>> START
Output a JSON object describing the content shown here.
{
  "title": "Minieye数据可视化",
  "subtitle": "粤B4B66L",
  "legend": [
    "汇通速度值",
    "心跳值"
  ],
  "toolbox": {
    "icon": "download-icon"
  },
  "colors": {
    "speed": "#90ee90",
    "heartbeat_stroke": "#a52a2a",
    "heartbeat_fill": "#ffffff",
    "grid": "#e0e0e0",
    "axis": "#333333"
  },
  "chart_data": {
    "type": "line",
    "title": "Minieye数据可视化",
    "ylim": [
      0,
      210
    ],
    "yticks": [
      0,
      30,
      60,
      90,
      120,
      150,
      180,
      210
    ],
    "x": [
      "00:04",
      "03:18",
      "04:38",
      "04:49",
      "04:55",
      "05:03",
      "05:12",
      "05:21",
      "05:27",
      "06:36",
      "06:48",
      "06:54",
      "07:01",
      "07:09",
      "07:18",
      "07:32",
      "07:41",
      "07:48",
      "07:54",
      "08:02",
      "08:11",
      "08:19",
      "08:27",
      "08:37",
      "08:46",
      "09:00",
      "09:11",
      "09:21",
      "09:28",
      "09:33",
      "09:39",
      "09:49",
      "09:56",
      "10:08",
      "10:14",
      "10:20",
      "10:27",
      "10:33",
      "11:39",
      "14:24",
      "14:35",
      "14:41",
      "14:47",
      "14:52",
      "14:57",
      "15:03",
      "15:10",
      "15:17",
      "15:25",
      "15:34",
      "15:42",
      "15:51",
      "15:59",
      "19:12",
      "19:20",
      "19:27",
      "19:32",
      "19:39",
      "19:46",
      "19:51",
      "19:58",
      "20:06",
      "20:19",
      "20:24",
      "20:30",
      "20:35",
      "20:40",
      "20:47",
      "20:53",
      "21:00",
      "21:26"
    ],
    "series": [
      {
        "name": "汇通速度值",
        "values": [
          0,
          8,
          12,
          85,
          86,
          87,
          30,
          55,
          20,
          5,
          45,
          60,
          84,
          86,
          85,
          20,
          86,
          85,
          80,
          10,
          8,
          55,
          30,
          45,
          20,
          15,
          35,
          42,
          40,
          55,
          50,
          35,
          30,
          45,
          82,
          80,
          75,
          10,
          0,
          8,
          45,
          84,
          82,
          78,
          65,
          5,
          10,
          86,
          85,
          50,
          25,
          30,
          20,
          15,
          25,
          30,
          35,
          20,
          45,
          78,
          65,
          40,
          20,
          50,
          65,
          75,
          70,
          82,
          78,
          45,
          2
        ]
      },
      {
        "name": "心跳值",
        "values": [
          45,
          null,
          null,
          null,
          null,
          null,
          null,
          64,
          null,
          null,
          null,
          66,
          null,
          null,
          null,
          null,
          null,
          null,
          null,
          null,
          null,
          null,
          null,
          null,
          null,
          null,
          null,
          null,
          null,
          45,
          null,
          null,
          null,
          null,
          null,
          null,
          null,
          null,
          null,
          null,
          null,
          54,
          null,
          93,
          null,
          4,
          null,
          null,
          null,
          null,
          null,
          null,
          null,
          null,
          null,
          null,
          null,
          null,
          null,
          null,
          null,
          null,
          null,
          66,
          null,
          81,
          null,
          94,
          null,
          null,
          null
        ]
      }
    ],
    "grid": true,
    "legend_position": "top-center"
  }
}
>> END
● GOAL: Retype the entries one by one, exactly.

● EXPECTED OUTPUT:
Output a JSON object describing the content shown here.
{
  "title": "Minieye数据可视化",
  "subtitle": "粤B4B66L",
  "legend": [
    "汇通速度值",
    "心跳值"
  ],
  "toolbox": {
    "icon": "download-icon"
  },
  "colors": {
    "speed": "#90ee90",
    "heartbeat_stroke": "#a52a2a",
    "heartbeat_fill": "#ffffff",
    "grid": "#e0e0e0",
    "axis": "#333333"
  },
  "chart_data": {
    "type": "line",
    "title": "Minieye数据可视化",
    "ylim": [
      0,
      210
    ],
    "yticks": [
      0,
      30,
      60,
      90,
      120,
      150,
      180,
      210
    ],
    "x": [
      "00:04",
      "03:18",
      "04:38",
      "04:49",
      "04:55",
      "05:03",
      "05:12",
      "05:21",
      "05:27",
      "06:36",
      "06:48",
      "06:54",
      "07:01",
      "07:09",
      "07:18",
      "07:32",
      "07:41",
      "07:48",
      "07:54",
      "08:02",
      "08:11",
      "08:19",
      "08:27",
      "08:37",
      "08:46",
      "09:00",
      "09:11",
      "09:21",
      "09:28",
      "09:33",
      "09:39",
      "09:49",
      "09:56",
      "10:08",
      "10:14",
      "10:20",
      "10:27",
      "10:33",
      "11:39",
      "14:24",
      "14:35",
      "14:41",
      "14:47",
      "14:52",
      "14:57",
      "15:03",
      "15:10",
      "15:17",
      "15:25",
      "15:34",
      "15:42",
      "15:51",
      "15:59",
      "19:12",
      "19:20",
      "19:27",
      "19:32",
      "19:39",
      "19:46",
      "19:51",
      "19:58",
      "20:06",
      "20:19",
      "20:24",
      "20:30",
      "20:35",
      "20:40",
      "20:47",
      "20:53",
      "21:00",
      "21:26"
    ],
    "series": [
      {
        "name": "汇通速度值",
        "values": [
          0,
          8,
          12,
          85,
          86,
          87,
          30,
          55,
          20,
          5,
          45,
          60,
          84,
          86,
          85,
          20,
          86,
          85,
          80,
          10,
          8,
          55,
          30,
          45,
          20,
          15,
          35,
          42,
          40,
          55,
          50,
          35,
          30,
          45,
          82,
          80,
          75,
          10,
          0,
          8,
          45,
          84,
          82,
          78,
          65,
          5,
          10,
          86,
          85,
          50,
          25,
          30,
          20,
          15,
          25,
          30,
          35,
          20,
          45,
          78,
          65,
          40,
          20,
          50,
          65,
          75,
          70,
          82,
          78,
          45,
          2
        ]
      },
      {
        "name": "心跳值",
        "values": [
          45,
          null,
          null,
          null,
          null,
          null,
          null,
          64,
          null,
          null,
          null,
          66,
          null,
          null,
          null,
          null,
          null,
          null,
          null,
          null,
          null,
          null,
          null,
          null,
          null,
          null,
          null,
          null,
          null,
          45,
          null,
          null,
          null,
          null,
          null,
          null,
          null,
          null,
          null,
          null,
          null,
          54,
          null,
          93,
          null,
          4,
          null,
          null,
          null,
          null,
          null,
          null,
          null,
          null,
          null,
          null,
          null,
          null,
          null,
          null,
          null,
          null,
          null,
          66,
          null,
          81,
          null,
          94,
          null,
          null,
          null
        ]
      }
    ],
    "grid": true,
    "legend_position": "top-center"
  }
}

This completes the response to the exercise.